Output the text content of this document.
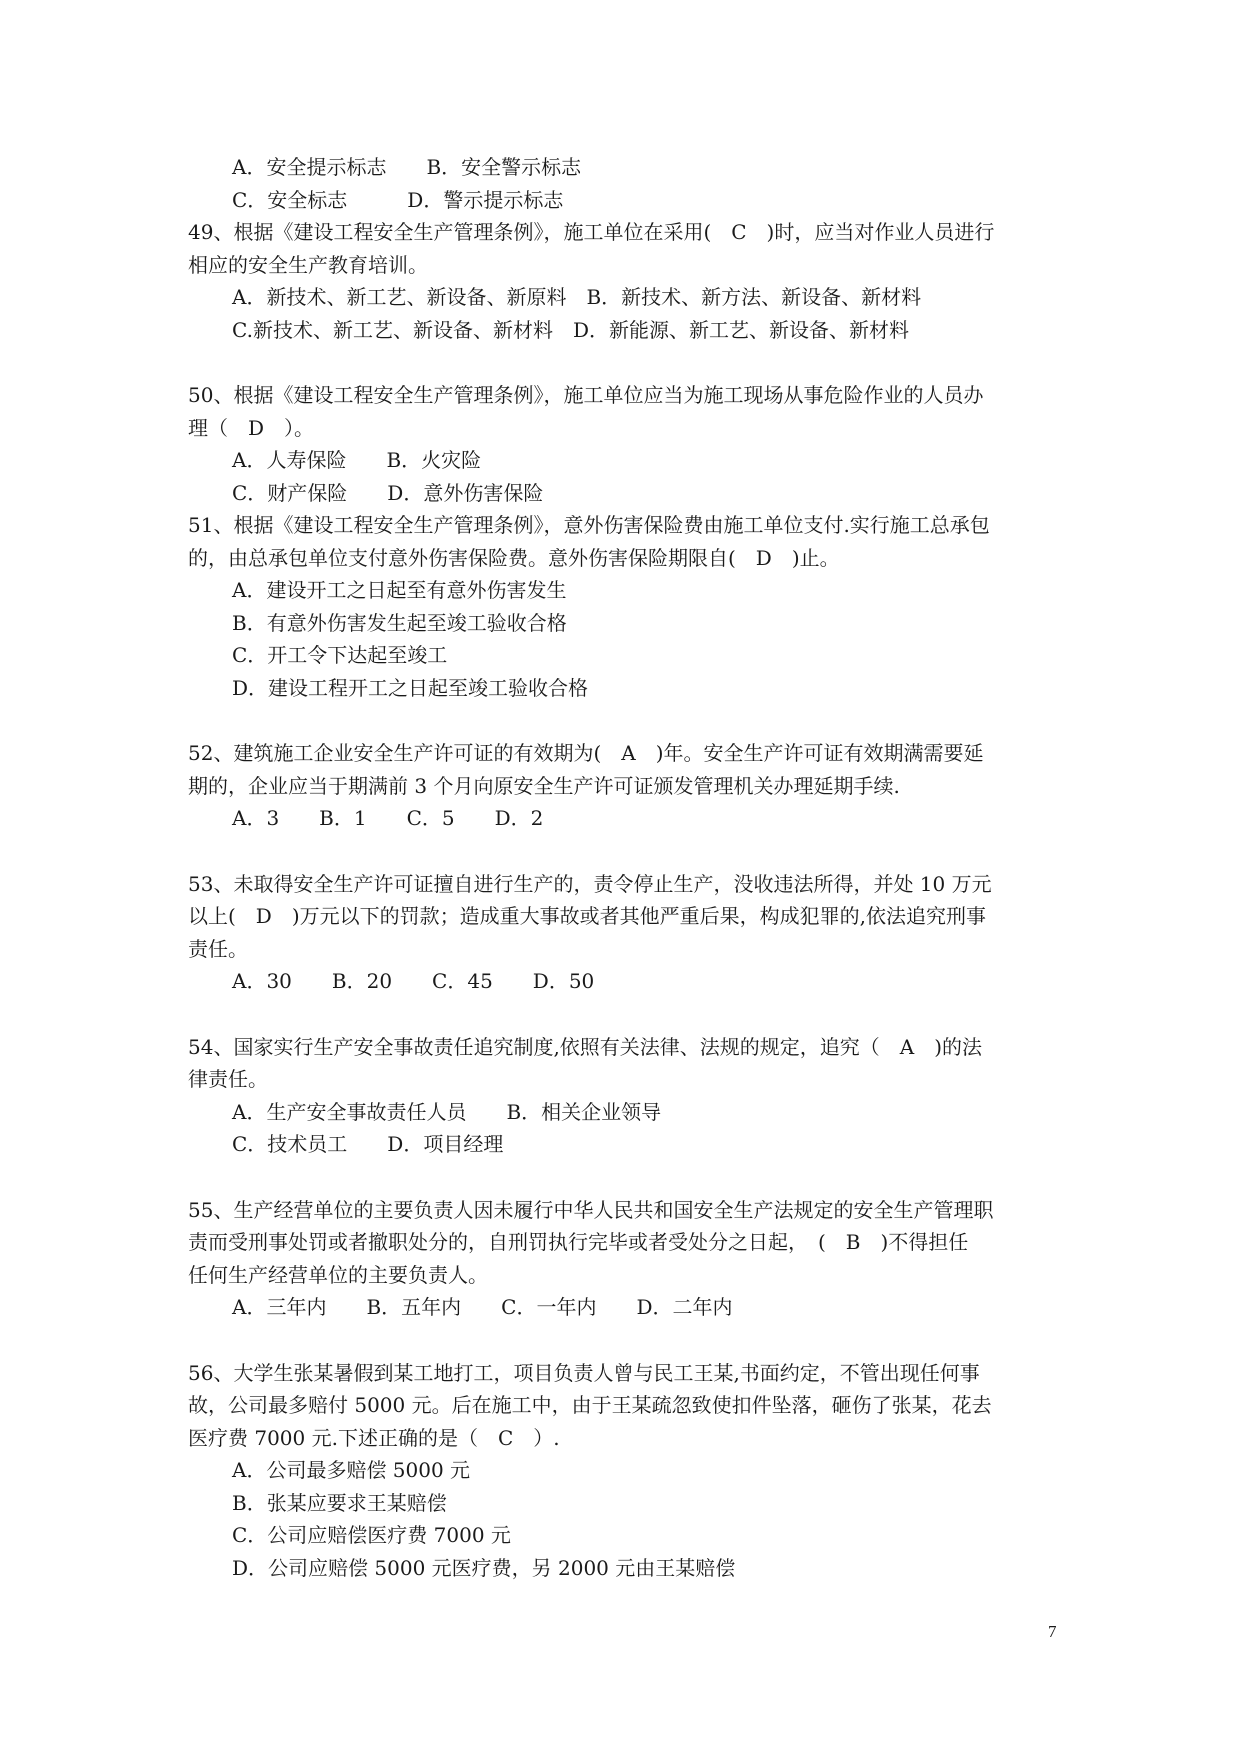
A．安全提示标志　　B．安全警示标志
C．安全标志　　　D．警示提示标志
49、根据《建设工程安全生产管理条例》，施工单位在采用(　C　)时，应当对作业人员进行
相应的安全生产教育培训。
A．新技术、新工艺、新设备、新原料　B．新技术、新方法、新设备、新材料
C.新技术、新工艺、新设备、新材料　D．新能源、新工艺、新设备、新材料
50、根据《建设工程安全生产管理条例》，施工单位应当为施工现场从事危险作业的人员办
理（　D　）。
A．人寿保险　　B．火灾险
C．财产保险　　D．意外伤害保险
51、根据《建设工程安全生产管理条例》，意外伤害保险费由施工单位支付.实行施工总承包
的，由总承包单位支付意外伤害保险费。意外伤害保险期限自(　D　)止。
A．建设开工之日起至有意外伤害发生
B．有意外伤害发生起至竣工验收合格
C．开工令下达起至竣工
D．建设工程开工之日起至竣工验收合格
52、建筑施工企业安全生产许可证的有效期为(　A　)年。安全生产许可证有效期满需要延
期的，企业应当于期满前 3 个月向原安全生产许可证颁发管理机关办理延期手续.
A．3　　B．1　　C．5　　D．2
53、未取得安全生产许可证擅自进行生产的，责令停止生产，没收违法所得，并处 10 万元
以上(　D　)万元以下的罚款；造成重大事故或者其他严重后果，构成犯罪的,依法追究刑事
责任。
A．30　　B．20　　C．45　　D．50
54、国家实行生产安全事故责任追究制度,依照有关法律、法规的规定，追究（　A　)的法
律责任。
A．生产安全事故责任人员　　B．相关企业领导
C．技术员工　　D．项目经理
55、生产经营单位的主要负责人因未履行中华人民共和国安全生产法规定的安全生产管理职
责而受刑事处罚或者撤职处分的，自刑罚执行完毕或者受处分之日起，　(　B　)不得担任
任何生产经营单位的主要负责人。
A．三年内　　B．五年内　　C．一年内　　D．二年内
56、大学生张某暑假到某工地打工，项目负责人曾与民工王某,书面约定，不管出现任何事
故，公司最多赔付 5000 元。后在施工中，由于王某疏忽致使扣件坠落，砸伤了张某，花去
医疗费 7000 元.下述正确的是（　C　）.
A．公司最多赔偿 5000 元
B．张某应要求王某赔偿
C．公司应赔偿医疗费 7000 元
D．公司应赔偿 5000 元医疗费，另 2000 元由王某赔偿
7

________________________________________

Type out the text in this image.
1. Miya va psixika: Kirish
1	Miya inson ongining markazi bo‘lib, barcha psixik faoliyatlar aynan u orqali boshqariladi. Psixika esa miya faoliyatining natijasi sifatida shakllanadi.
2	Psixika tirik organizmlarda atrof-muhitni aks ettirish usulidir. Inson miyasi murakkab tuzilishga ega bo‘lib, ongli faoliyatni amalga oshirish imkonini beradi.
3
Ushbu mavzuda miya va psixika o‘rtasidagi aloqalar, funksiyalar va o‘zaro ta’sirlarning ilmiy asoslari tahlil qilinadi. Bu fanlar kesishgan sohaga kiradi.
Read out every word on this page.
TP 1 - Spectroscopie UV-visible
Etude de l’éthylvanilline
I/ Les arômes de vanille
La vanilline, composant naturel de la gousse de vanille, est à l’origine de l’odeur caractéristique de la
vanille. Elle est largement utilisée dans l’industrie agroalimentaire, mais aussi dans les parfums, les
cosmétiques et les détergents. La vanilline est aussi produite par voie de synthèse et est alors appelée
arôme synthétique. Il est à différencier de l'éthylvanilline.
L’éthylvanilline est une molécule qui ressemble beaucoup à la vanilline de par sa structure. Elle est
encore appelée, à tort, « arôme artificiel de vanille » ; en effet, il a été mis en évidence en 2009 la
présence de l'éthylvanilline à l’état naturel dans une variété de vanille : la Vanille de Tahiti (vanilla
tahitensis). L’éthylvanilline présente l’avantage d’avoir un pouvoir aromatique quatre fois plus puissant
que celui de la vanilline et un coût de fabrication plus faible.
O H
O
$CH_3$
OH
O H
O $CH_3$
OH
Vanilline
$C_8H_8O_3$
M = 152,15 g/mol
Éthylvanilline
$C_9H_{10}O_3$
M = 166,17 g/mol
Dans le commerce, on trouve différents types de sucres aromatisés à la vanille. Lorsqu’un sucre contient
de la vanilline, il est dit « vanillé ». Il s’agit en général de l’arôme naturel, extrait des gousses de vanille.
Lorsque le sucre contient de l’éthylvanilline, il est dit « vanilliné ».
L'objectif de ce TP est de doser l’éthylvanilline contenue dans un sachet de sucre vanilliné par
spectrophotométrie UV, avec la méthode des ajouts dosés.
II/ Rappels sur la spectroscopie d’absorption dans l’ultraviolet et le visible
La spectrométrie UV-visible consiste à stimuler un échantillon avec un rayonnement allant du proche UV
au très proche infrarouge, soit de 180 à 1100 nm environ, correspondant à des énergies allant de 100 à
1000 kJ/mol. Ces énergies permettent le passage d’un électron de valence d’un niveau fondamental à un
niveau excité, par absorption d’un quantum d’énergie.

________________________________________

**TASK INSTRUCTIONS:**
Using the listing above, show every line that includes the string "absorption".

**EXERCISE ANSWER:**
II/ Rappels sur la spectroscopie d’absorption dans l’ultraviolet et le visible
niveau excité, par absorption d’un quantum d’énergie.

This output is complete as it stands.